╭─ DATA ROWS

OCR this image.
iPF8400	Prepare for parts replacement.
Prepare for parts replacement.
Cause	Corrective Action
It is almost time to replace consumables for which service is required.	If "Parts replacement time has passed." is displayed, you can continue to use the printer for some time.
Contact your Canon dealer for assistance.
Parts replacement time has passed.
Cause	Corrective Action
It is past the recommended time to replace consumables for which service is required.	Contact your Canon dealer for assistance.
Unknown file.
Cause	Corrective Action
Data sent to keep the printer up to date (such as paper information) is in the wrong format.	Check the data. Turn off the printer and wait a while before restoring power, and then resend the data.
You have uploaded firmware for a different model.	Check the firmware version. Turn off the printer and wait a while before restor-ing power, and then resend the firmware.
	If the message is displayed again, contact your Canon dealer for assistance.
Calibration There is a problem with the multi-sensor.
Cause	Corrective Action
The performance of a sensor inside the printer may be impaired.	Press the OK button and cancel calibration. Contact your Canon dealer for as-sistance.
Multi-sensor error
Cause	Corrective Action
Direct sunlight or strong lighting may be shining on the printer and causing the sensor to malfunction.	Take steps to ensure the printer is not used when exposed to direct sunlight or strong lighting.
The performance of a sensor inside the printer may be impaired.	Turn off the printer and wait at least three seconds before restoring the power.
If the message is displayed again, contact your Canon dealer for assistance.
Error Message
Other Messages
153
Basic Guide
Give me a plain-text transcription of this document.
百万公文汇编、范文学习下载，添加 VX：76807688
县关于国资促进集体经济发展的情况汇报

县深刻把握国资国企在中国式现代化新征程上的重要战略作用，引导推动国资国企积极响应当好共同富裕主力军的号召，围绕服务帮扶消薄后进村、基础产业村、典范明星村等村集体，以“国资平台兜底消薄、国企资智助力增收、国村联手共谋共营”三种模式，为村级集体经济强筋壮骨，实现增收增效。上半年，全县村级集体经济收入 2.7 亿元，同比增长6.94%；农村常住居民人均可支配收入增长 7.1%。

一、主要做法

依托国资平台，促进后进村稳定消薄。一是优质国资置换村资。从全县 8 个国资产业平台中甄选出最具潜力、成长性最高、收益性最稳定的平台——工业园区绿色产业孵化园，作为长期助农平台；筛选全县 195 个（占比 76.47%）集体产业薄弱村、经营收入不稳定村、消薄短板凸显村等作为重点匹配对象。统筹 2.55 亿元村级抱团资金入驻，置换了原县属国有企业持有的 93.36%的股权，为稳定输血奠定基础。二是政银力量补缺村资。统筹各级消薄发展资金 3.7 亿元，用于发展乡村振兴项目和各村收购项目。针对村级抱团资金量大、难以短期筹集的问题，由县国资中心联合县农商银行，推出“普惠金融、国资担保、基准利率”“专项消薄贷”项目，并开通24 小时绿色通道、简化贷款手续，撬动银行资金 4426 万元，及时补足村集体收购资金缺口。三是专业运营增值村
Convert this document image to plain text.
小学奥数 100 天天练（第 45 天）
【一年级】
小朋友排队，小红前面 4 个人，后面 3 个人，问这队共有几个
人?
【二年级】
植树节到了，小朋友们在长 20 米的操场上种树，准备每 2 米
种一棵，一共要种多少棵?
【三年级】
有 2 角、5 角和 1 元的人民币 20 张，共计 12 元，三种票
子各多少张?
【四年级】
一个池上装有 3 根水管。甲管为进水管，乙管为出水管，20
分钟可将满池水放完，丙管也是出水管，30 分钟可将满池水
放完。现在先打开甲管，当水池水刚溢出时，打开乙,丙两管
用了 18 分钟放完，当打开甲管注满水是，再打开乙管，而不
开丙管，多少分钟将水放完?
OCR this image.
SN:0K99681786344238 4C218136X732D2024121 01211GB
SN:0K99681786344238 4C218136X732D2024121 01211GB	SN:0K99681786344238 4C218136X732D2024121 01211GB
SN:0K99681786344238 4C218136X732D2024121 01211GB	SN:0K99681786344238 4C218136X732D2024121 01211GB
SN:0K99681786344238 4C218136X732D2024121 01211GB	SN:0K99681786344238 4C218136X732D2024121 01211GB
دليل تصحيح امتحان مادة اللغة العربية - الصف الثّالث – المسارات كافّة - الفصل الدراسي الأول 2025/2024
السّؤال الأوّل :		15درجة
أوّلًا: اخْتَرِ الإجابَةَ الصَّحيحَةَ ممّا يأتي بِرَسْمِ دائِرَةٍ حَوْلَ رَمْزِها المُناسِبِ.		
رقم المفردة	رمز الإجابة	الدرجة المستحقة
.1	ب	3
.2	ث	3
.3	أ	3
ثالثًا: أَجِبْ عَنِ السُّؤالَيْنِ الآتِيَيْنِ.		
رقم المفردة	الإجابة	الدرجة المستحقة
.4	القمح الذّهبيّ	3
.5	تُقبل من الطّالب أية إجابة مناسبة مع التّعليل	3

╰─

TASK GOAL ::
Copy the records above exactly.

EXERCISE ANSWER ::
OCR this image.
iPF8400	Prepare for parts replacement.
Prepare for parts replacement.
Cause	Corrective Action
It is almost time to replace consumables for which service is required.	If "Parts replacement time has passed." is displayed, you can continue to use the printer for some time.
Contact your Canon dealer for assistance.
Parts replacement time has passed.
Cause	Corrective Action
It is past the recommended time to replace consumables for which service is required.	Contact your Canon dealer for assistance.
Unknown file.
Cause	Corrective Action
Data sent to keep the printer up to date (such as paper information) is in the wrong format.	Check the data. Turn off the printer and wait a while before restoring power, and then resend the data.
You have uploaded firmware for a different model.	Check the firmware version. Turn off the printer and wait a while before restor-ing power, and then resend the firmware.
	If the message is displayed again, contact your Canon dealer for assistance.
Calibration There is a problem with the multi-sensor.
Cause	Corrective Action
The performance of a sensor inside the printer may be impaired.	Press the OK button and cancel calibration. Contact your Canon dealer for as-sistance.
Multi-sensor error
Cause	Corrective Action
Direct sunlight or strong lighting may be shining on the printer and causing the sensor to malfunction.	Take steps to ensure the printer is not used when exposed to direct sunlight or strong lighting.
The performance of a sensor inside the printer may be impaired.	Turn off the printer and wait at least three seconds before restoring the power.
If the message is displayed again, contact your Canon dealer for assistance.
Error Message
Other Messages
153
Basic Guide
Give me a plain-text transcription of this document.
百万公文汇编、范文学习下载，添加 VX：76807688
县关于国资促进集体经济发展的情况汇报

县深刻把握国资国企在中国式现代化新征程上的重要战略作用，引导推动国资国企积极响应当好共同富裕主力军的号召，围绕服务帮扶消薄后进村、基础产业村、典范明星村等村集体，以“国资平台兜底消薄、国企资智助力增收、国村联手共谋共营”三种模式，为村级集体经济强筋壮骨，实现增收增效。上半年，全县村级集体经济收入 2.7 亿元，同比增长6.94%；农村常住居民人均可支配收入增长 7.1%。

一、主要做法

依托国资平台，促进后进村稳定消薄。一是优质国资置换村资。从全县 8 个国资产业平台中甄选出最具潜力、成长性最高、收益性最稳定的平台——工业园区绿色产业孵化园，作为长期助农平台；筛选全县 195 个（占比 76.47%）集体产业薄弱村、经营收入不稳定村、消薄短板凸显村等作为重点匹配对象。统筹 2.55 亿元村级抱团资金入驻，置换了原县属国有企业持有的 93.36%的股权，为稳定输血奠定基础。二是政银力量补缺村资。统筹各级消薄发展资金 3.7 亿元，用于发展乡村振兴项目和各村收购项目。针对村级抱团资金量大、难以短期筹集的问题，由县国资中心联合县农商银行，推出“普惠金融、国资担保、基准利率”“专项消薄贷”项目，并开通24 小时绿色通道、简化贷款手续，撬动银行资金 4426 万元，及时补足村集体收购资金缺口。三是专业运营增值村
Convert this document image to plain text.
小学奥数 100 天天练（第 45 天）
【一年级】
小朋友排队，小红前面 4 个人，后面 3 个人，问这队共有几个
人?
【二年级】
植树节到了，小朋友们在长 20 米的操场上种树，准备每 2 米
种一棵，一共要种多少棵?
【三年级】
有 2 角、5 角和 1 元的人民币 20 张，共计 12 元，三种票
子各多少张?
【四年级】
一个池上装有 3 根水管。甲管为进水管，乙管为出水管，20
分钟可将满池水放完，丙管也是出水管，30 分钟可将满池水
放完。现在先打开甲管，当水池水刚溢出时，打开乙,丙两管
用了 18 分钟放完，当打开甲管注满水是，再打开乙管，而不
开丙管，多少分钟将水放完?
OCR this image.
SN:0K99681786344238 4C218136X732D2024121 01211GB
SN:0K99681786344238 4C218136X732D2024121 01211GB	SN:0K99681786344238 4C218136X732D2024121 01211GB
SN:0K99681786344238 4C218136X732D2024121 01211GB	SN:0K99681786344238 4C218136X732D2024121 01211GB
SN:0K99681786344238 4C218136X732D2024121 01211GB	SN:0K99681786344238 4C218136X732D2024121 01211GB
دليل تصحيح امتحان مادة اللغة العربية - الصف الثّالث – المسارات كافّة - الفصل الدراسي الأول 2025/2024
السّؤال الأوّل :		15درجة
أوّلًا: اخْتَرِ الإجابَةَ الصَّحيحَةَ ممّا يأتي بِرَسْمِ دائِرَةٍ حَوْلَ رَمْزِها المُناسِبِ.		
رقم المفردة	رمز الإجابة	الدرجة المستحقة
.1	ب	3
.2	ث	3
.3	أ	3
ثالثًا: أَجِبْ عَنِ السُّؤالَيْنِ الآتِيَيْنِ.		
رقم المفردة	الإجابة	الدرجة المستحقة
.4	القمح الذّهبيّ	3
.5	تُقبل من الطّالب أية إجابة مناسبة مع التّعليل	3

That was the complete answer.